**Material for the task:**
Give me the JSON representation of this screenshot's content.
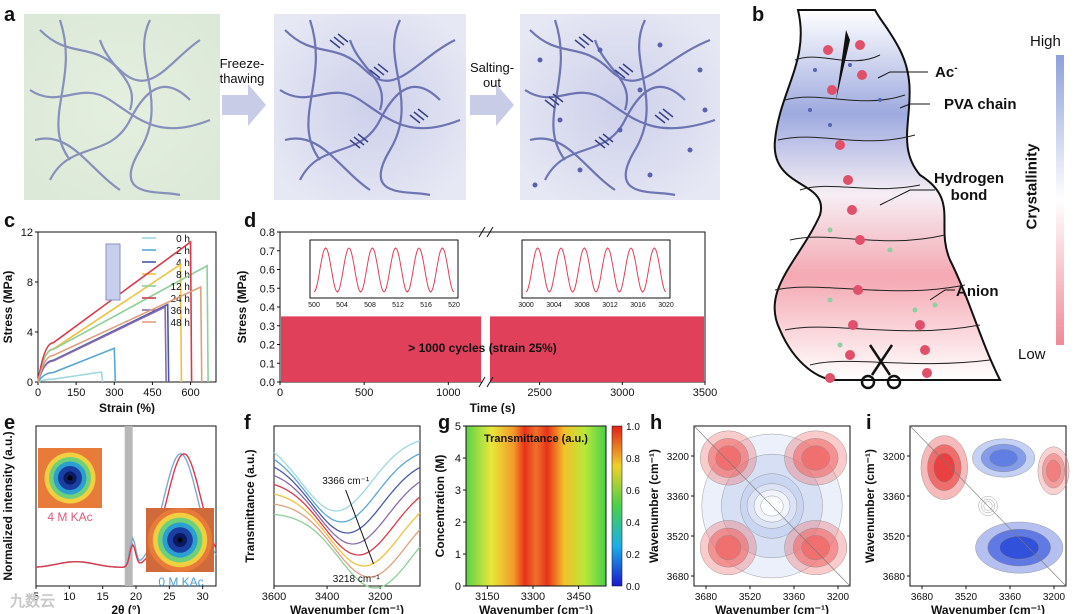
{
  "panel_labels": [
    "a",
    "b",
    "c",
    "d",
    "e",
    "f",
    "g",
    "h",
    "i"
  ],
  "panel_a": {
    "step1_label": "Freeze-\nthawing",
    "step2_label": "Salting-\nout"
  },
  "panel_b": {
    "high_label": "High",
    "low_label": "Low",
    "axis_label": "Crystallinity",
    "ac_label": "Ac",
    "ac_superscript": "-",
    "pva_label": "PVA chain",
    "hbond_label": "Hydrogen\nbond",
    "anion_label": "Anion",
    "gradient_top_color": "#8fa0db",
    "gradient_bottom_color": "#f08a98"
  },
  "chart_data": [
    {
      "id": "c",
      "type": "line",
      "xlabel": "Strain (%)",
      "ylabel": "Stress (MPa)",
      "xlim": [
        0,
        700
      ],
      "ylim": [
        0,
        12
      ],
      "xticks": [
        0,
        150,
        300,
        450,
        600
      ],
      "yticks": [
        0,
        4,
        8,
        12
      ],
      "series": [
        {
          "name": "0 h",
          "color": "#9fd6df",
          "fracture_strain": 250,
          "fracture_stress": 0.8
        },
        {
          "name": "2 h",
          "color": "#5aa6d6",
          "fracture_strain": 300,
          "fracture_stress": 2.7
        },
        {
          "name": "4 h",
          "color": "#4a5aa8",
          "fracture_strain": 510,
          "fracture_stress": 6.2
        },
        {
          "name": "8 h",
          "color": "#f0c040",
          "fracture_strain": 560,
          "fracture_stress": 9.4
        },
        {
          "name": "12 h",
          "color": "#8fcf9a",
          "fracture_strain": 665,
          "fracture_stress": 9.3
        },
        {
          "name": "24 h",
          "color": "#d83a4a",
          "fracture_strain": 600,
          "fracture_stress": 11.2
        },
        {
          "name": "36 h",
          "color": "#8a6aaa",
          "fracture_strain": 500,
          "fracture_stress": 6.0
        },
        {
          "name": "48 h",
          "color": "#e0a080",
          "fracture_strain": 640,
          "fracture_stress": 7.6
        }
      ]
    },
    {
      "id": "d",
      "type": "line",
      "xlabel": "Time (s)",
      "ylabel": "Stress (MPa)",
      "ylim": [
        0,
        0.8
      ],
      "yticks": [
        0.0,
        0.1,
        0.2,
        0.3,
        0.4,
        0.5,
        0.6,
        0.7,
        0.8
      ],
      "xticks_left": [
        0,
        500,
        1000
      ],
      "xticks_right": [
        2500,
        3000,
        3500
      ],
      "annotation": "> 1000 cycles (strain 25%)",
      "inset1_ticks": [
        500,
        504,
        508,
        512,
        516,
        520
      ],
      "inset2_ticks": [
        3000,
        3004,
        3008,
        3012,
        3016,
        3020
      ],
      "color": "#e0405a"
    },
    {
      "id": "e",
      "type": "line",
      "xlabel": "2θ (°)",
      "ylabel": "Normalized intensity (a.u.)",
      "xlim": [
        5,
        32
      ],
      "xticks": [
        5,
        10,
        15,
        20,
        25,
        30
      ],
      "series": [
        {
          "name": "4 M KAc",
          "color": "#d83a4a"
        },
        {
          "name": "0 M KAc",
          "color": "#7fa7d6"
        }
      ],
      "label_4m": "4 M KAc",
      "label_0m": "0 M KAc"
    },
    {
      "id": "f",
      "type": "line",
      "xlabel": "Wavenumber (cm⁻¹)",
      "ylabel": "Transmittance (a.u.)",
      "xlim": [
        3600,
        3050
      ],
      "xticks": [
        3600,
        3400,
        3200
      ],
      "annotation_top": "3366 cm⁻¹",
      "annotation_bottom": "3218 cm⁻¹"
    },
    {
      "id": "g",
      "type": "heatmap",
      "title": "Transmittance (a.u.)",
      "xlabel": "Wavenumber (cm⁻¹)",
      "ylabel": "Concentration (M)",
      "xticks": [
        3150,
        3300,
        3450
      ],
      "yticks": [
        0,
        1,
        2,
        3,
        4,
        5
      ],
      "colorbar_ticks": [
        "0.0",
        "0.2",
        "0.4",
        "0.6",
        "0.8",
        "1.0"
      ]
    },
    {
      "id": "h",
      "type": "heatmap",
      "xlabel": "Wavenumber (cm⁻¹)",
      "ylabel": "Wavenumber (cm⁻¹)",
      "xticks": [
        3680,
        3520,
        3360,
        3200
      ],
      "yticks": [
        3200,
        3360,
        3520,
        3680
      ]
    },
    {
      "id": "i",
      "type": "heatmap",
      "xlabel": "Wavenumber (cm⁻¹)",
      "ylabel": "Wavenumber (cm⁻¹)",
      "xticks": [
        3680,
        3520,
        3360,
        3200
      ],
      "yticks": [
        3200,
        3360,
        3520,
        3680
      ]
    }
  ],
  "watermark": "九数云"
}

**Task to complete:** Leave the images out, please, and restate each line word for word.

**Reply to the exercise:**
Give me the JSON representation of this screenshot's content.
{
  "panel_labels": [
    "a",
    "b",
    "c",
    "d",
    "e",
    "f",
    "g",
    "h",
    "i"
  ],
  "panel_a": {
    "step1_label": "Freeze-\nthawing",
    "step2_label": "Salting-\nout"
  },
  "panel_b": {
    "high_label": "High",
    "low_label": "Low",
    "axis_label": "Crystallinity",
    "ac_label": "Ac",
    "ac_superscript": "-",
    "pva_label": "PVA chain",
    "hbond_label": "Hydrogen\nbond",
    "anion_label": "Anion",
    "gradient_top_color": "#8fa0db",
    "gradient_bottom_color": "#f08a98"
  },
  "chart_data": [
    {
      "id": "c",
      "type": "line",
      "xlabel": "Strain (%)",
      "ylabel": "Stress (MPa)",
      "xlim": [
        0,
        700
      ],
      "ylim": [
        0,
        12
      ],
      "xticks": [
        0,
        150,
        300,
        450,
        600
      ],
      "yticks": [
        0,
        4,
        8,
        12
      ],
      "series": [
        {
          "name": "0 h",
          "color": "#9fd6df",
          "fracture_strain": 250,
          "fracture_stress": 0.8
        },
        {
          "name": "2 h",
          "color": "#5aa6d6",
          "fracture_strain": 300,
          "fracture_stress": 2.7
        },
        {
          "name": "4 h",
          "color": "#4a5aa8",
          "fracture_strain": 510,
          "fracture_stress": 6.2
        },
        {
          "name": "8 h",
          "color": "#f0c040",
          "fracture_strain": 560,
          "fracture_stress": 9.4
        },
        {
          "name": "12 h",
          "color": "#8fcf9a",
          "fracture_strain": 665,
          "fracture_stress": 9.3
        },
        {
          "name": "24 h",
          "color": "#d83a4a",
          "fracture_strain": 600,
          "fracture_stress": 11.2
        },
        {
          "name": "36 h",
          "color": "#8a6aaa",
          "fracture_strain": 500,
          "fracture_stress": 6.0
        },
        {
          "name": "48 h",
          "color": "#e0a080",
          "fracture_strain": 640,
          "fracture_stress": 7.6
        }
      ]
    },
    {
      "id": "d",
      "type": "line",
      "xlabel": "Time (s)",
      "ylabel": "Stress (MPa)",
      "ylim": [
        0,
        0.8
      ],
      "yticks": [
        0.0,
        0.1,
        0.2,
        0.3,
        0.4,
        0.5,
        0.6,
        0.7,
        0.8
      ],
      "xticks_left": [
        0,
        500,
        1000
      ],
      "xticks_right": [
        2500,
        3000,
        3500
      ],
      "annotation": "> 1000 cycles (strain 25%)",
      "inset1_ticks": [
        500,
        504,
        508,
        512,
        516,
        520
      ],
      "inset2_ticks": [
        3000,
        3004,
        3008,
        3012,
        3016,
        3020
      ],
      "color": "#e0405a"
    },
    {
      "id": "e",
      "type": "line",
      "xlabel": "2θ (°)",
      "ylabel": "Normalized intensity (a.u.)",
      "xlim": [
        5,
        32
      ],
      "xticks": [
        5,
        10,
        15,
        20,
        25,
        30
      ],
      "series": [
        {
          "name": "4 M KAc",
          "color": "#d83a4a"
        },
        {
          "name": "0 M KAc",
          "color": "#7fa7d6"
        }
      ],
      "label_4m": "4 M KAc",
      "label_0m": "0 M KAc"
    },
    {
      "id": "f",
      "type": "line",
      "xlabel": "Wavenumber (cm⁻¹)",
      "ylabel": "Transmittance (a.u.)",
      "xlim": [
        3600,
        3050
      ],
      "xticks": [
        3600,
        3400,
        3200
      ],
      "annotation_top": "3366 cm⁻¹",
      "annotation_bottom": "3218 cm⁻¹"
    },
    {
      "id": "g",
      "type": "heatmap",
      "title": "Transmittance (a.u.)",
      "xlabel": "Wavenumber (cm⁻¹)",
      "ylabel": "Concentration (M)",
      "xticks": [
        3150,
        3300,
        3450
      ],
      "yticks": [
        0,
        1,
        2,
        3,
        4,
        5
      ],
      "colorbar_ticks": [
        "0.0",
        "0.2",
        "0.4",
        "0.6",
        "0.8",
        "1.0"
      ]
    },
    {
      "id": "h",
      "type": "heatmap",
      "xlabel": "Wavenumber (cm⁻¹)",
      "ylabel": "Wavenumber (cm⁻¹)",
      "xticks": [
        3680,
        3520,
        3360,
        3200
      ],
      "yticks": [
        3200,
        3360,
        3520,
        3680
      ]
    },
    {
      "id": "i",
      "type": "heatmap",
      "xlabel": "Wavenumber (cm⁻¹)",
      "ylabel": "Wavenumber (cm⁻¹)",
      "xticks": [
        3680,
        3520,
        3360,
        3200
      ],
      "yticks": [
        3200,
        3360,
        3520,
        3680
      ]
    }
  ],
  "watermark": "九数云"
}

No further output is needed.